-- Start EXERCISE INPUTS --

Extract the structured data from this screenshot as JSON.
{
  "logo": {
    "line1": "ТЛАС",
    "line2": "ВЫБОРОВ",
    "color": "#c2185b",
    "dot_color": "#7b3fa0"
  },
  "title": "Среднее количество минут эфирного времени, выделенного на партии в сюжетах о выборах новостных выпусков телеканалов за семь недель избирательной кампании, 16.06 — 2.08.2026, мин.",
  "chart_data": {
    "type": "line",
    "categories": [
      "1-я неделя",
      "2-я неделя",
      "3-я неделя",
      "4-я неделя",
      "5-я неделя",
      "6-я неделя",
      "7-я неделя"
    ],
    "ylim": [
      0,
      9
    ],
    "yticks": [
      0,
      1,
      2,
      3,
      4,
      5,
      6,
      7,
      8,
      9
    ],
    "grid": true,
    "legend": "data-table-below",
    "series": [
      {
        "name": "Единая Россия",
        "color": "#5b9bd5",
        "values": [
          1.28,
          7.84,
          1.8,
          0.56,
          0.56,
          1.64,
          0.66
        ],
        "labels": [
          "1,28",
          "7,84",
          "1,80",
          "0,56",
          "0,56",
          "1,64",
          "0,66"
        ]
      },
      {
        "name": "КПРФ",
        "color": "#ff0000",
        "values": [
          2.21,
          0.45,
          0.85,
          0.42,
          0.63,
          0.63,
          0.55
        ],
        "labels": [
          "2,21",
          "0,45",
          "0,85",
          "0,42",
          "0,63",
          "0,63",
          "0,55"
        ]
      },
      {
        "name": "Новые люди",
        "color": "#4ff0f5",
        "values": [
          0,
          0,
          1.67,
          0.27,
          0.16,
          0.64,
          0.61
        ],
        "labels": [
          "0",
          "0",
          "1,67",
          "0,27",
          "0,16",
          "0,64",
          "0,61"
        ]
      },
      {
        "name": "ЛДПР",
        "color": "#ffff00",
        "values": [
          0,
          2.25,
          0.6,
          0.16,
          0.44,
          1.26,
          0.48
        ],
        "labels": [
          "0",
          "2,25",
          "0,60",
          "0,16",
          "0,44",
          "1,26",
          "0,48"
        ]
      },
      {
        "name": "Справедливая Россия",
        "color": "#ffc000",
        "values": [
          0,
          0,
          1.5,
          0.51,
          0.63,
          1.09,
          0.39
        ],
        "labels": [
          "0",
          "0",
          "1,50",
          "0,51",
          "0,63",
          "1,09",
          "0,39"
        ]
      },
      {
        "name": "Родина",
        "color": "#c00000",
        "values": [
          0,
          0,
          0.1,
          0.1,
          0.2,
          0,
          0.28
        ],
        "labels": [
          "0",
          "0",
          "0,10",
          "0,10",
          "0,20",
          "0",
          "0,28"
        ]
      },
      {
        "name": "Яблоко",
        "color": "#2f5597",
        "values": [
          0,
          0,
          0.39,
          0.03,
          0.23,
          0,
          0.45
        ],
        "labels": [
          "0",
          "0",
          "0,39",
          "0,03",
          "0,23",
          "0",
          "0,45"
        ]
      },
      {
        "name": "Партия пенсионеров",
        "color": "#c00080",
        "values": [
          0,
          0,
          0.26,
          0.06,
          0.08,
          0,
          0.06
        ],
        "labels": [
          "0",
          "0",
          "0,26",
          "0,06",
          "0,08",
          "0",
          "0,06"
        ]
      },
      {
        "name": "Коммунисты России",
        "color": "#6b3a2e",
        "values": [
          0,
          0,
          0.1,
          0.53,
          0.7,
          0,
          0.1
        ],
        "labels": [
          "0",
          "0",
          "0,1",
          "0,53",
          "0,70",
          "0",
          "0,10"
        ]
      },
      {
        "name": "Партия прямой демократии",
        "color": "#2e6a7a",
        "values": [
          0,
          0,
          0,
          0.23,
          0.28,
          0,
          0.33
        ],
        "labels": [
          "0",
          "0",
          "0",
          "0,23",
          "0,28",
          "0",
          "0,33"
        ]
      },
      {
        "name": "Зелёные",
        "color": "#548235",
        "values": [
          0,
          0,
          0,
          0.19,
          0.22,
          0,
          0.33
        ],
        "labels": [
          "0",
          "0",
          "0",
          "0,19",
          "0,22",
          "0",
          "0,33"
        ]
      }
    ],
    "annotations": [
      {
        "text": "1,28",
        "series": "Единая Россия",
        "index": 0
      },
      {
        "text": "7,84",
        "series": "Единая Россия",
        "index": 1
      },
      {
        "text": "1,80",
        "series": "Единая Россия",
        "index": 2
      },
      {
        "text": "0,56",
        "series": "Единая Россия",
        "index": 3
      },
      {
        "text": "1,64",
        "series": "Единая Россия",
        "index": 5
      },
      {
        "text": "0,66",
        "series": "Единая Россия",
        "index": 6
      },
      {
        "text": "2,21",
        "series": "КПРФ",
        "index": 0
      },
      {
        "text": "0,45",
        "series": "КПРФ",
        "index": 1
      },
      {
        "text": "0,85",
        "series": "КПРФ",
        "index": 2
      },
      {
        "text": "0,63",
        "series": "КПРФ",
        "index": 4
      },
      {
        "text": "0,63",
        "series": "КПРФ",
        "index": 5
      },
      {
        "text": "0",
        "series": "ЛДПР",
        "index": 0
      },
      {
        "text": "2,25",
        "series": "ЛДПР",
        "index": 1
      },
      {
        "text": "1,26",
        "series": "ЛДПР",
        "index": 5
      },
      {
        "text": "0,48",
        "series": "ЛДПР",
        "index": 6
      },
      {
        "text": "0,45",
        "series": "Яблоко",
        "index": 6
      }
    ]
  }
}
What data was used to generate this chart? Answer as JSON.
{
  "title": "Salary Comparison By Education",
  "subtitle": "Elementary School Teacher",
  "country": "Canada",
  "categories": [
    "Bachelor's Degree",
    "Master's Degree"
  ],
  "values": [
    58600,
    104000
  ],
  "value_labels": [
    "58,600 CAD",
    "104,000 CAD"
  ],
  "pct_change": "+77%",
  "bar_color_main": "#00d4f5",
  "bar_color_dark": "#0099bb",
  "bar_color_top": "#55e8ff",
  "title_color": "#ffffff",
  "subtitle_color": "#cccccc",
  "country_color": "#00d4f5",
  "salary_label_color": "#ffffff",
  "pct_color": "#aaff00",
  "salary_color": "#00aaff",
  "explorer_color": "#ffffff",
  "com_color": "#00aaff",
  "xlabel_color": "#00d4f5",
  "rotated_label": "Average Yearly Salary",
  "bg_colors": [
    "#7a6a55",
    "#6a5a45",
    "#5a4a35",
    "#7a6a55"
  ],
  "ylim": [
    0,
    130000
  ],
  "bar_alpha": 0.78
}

-- End EXERCISE INPUTS --

§ **TASK TO COMPLETE**:
Reproduce the full listing above, character for character.

§ **PROBLEM SOLUTION**:
Extract the structured data from this screenshot as JSON.
{
  "logo": {
    "line1": "ТЛАС",
    "line2": "ВЫБОРОВ",
    "color": "#c2185b",
    "dot_color": "#7b3fa0"
  },
  "title": "Среднее количество минут эфирного времени, выделенного на партии в сюжетах о выборах новостных выпусков телеканалов за семь недель избирательной кампании, 16.06 — 2.08.2026, мин.",
  "chart_data": {
    "type": "line",
    "categories": [
      "1-я неделя",
      "2-я неделя",
      "3-я неделя",
      "4-я неделя",
      "5-я неделя",
      "6-я неделя",
      "7-я неделя"
    ],
    "ylim": [
      0,
      9
    ],
    "yticks": [
      0,
      1,
      2,
      3,
      4,
      5,
      6,
      7,
      8,
      9
    ],
    "grid": true,
    "legend": "data-table-below",
    "series": [
      {
        "name": "Единая Россия",
        "color": "#5b9bd5",
        "values": [
          1.28,
          7.84,
          1.8,
          0.56,
          0.56,
          1.64,
          0.66
        ],
        "labels": [
          "1,28",
          "7,84",
          "1,80",
          "0,56",
          "0,56",
          "1,64",
          "0,66"
        ]
      },
      {
        "name": "КПРФ",
        "color": "#ff0000",
        "values": [
          2.21,
          0.45,
          0.85,
          0.42,
          0.63,
          0.63,
          0.55
        ],
        "labels": [
          "2,21",
          "0,45",
          "0,85",
          "0,42",
          "0,63",
          "0,63",
          "0,55"
        ]
      },
      {
        "name": "Новые люди",
        "color": "#4ff0f5",
        "values": [
          0,
          0,
          1.67,
          0.27,
          0.16,
          0.64,
          0.61
        ],
        "labels": [
          "0",
          "0",
          "1,67",
          "0,27",
          "0,16",
          "0,64",
          "0,61"
        ]
      },
      {
        "name": "ЛДПР",
        "color": "#ffff00",
        "values": [
          0,
          2.25,
          0.6,
          0.16,
          0.44,
          1.26,
          0.48
        ],
        "labels": [
          "0",
          "2,25",
          "0,60",
          "0,16",
          "0,44",
          "1,26",
          "0,48"
        ]
      },
      {
        "name": "Справедливая Россия",
        "color": "#ffc000",
        "values": [
          0,
          0,
          1.5,
          0.51,
          0.63,
          1.09,
          0.39
        ],
        "labels": [
          "0",
          "0",
          "1,50",
          "0,51",
          "0,63",
          "1,09",
          "0,39"
        ]
      },
      {
        "name": "Родина",
        "color": "#c00000",
        "values": [
          0,
          0,
          0.1,
          0.1,
          0.2,
          0,
          0.28
        ],
        "labels": [
          "0",
          "0",
          "0,10",
          "0,10",
          "0,20",
          "0",
          "0,28"
        ]
      },
      {
        "name": "Яблоко",
        "color": "#2f5597",
        "values": [
          0,
          0,
          0.39,
          0.03,
          0.23,
          0,
          0.45
        ],
        "labels": [
          "0",
          "0",
          "0,39",
          "0,03",
          "0,23",
          "0",
          "0,45"
        ]
      },
      {
        "name": "Партия пенсионеров",
        "color": "#c00080",
        "values": [
          0,
          0,
          0.26,
          0.06,
          0.08,
          0,
          0.06
        ],
        "labels": [
          "0",
          "0",
          "0,26",
          "0,06",
          "0,08",
          "0",
          "0,06"
        ]
      },
      {
        "name": "Коммунисты России",
        "color": "#6b3a2e",
        "values": [
          0,
          0,
          0.1,
          0.53,
          0.7,
          0,
          0.1
        ],
        "labels": [
          "0",
          "0",
          "0,1",
          "0,53",
          "0,70",
          "0",
          "0,10"
        ]
      },
      {
        "name": "Партия прямой демократии",
        "color": "#2e6a7a",
        "values": [
          0,
          0,
          0,
          0.23,
          0.28,
          0,
          0.33
        ],
        "labels": [
          "0",
          "0",
          "0",
          "0,23",
          "0,28",
          "0",
          "0,33"
        ]
      },
      {
        "name": "Зелёные",
        "color": "#548235",
        "values": [
          0,
          0,
          0,
          0.19,
          0.22,
          0,
          0.33
        ],
        "labels": [
          "0",
          "0",
          "0",
          "0,19",
          "0,22",
          "0",
          "0,33"
        ]
      }
    ],
    "annotations": [
      {
        "text": "1,28",
        "series": "Единая Россия",
        "index": 0
      },
      {
        "text": "7,84",
        "series": "Единая Россия",
        "index": 1
      },
      {
        "text": "1,80",
        "series": "Единая Россия",
        "index": 2
      },
      {
        "text": "0,56",
        "series": "Единая Россия",
        "index": 3
      },
      {
        "text": "1,64",
        "series": "Единая Россия",
        "index": 5
      },
      {
        "text": "0,66",
        "series": "Единая Россия",
        "index": 6
      },
      {
        "text": "2,21",
        "series": "КПРФ",
        "index": 0
      },
      {
        "text": "0,45",
        "series": "КПРФ",
        "index": 1
      },
      {
        "text": "0,85",
        "series": "КПРФ",
        "index": 2
      },
      {
        "text": "0,63",
        "series": "КПРФ",
        "index": 4
      },
      {
        "text": "0,63",
        "series": "КПРФ",
        "index": 5
      },
      {
        "text": "0",
        "series": "ЛДПР",
        "index": 0
      },
      {
        "text": "2,25",
        "series": "ЛДПР",
        "index": 1
      },
      {
        "text": "1,26",
        "series": "ЛДПР",
        "index": 5
      },
      {
        "text": "0,48",
        "series": "ЛДПР",
        "index": 6
      },
      {
        "text": "0,45",
        "series": "Яблоко",
        "index": 6
      }
    ]
  }
}
What data was used to generate this chart? Answer as JSON.
{
  "title": "Salary Comparison By Education",
  "subtitle": "Elementary School Teacher",
  "country": "Canada",
  "categories": [
    "Bachelor's Degree",
    "Master's Degree"
  ],
  "values": [
    58600,
    104000
  ],
  "value_labels": [
    "58,600 CAD",
    "104,000 CAD"
  ],
  "pct_change": "+77%",
  "bar_color_main": "#00d4f5",
  "bar_color_dark": "#0099bb",
  "bar_color_top": "#55e8ff",
  "title_color": "#ffffff",
  "subtitle_color": "#cccccc",
  "country_color": "#00d4f5",
  "salary_label_color": "#ffffff",
  "pct_color": "#aaff00",
  "salary_color": "#00aaff",
  "explorer_color": "#ffffff",
  "com_color": "#00aaff",
  "xlabel_color": "#00d4f5",
  "rotated_label": "Average Yearly Salary",
  "bg_colors": [
    "#7a6a55",
    "#6a5a45",
    "#5a4a35",
    "#7a6a55"
  ],
  "ylim": [
    0,
    130000
  ],
  "bar_alpha": 0.78
}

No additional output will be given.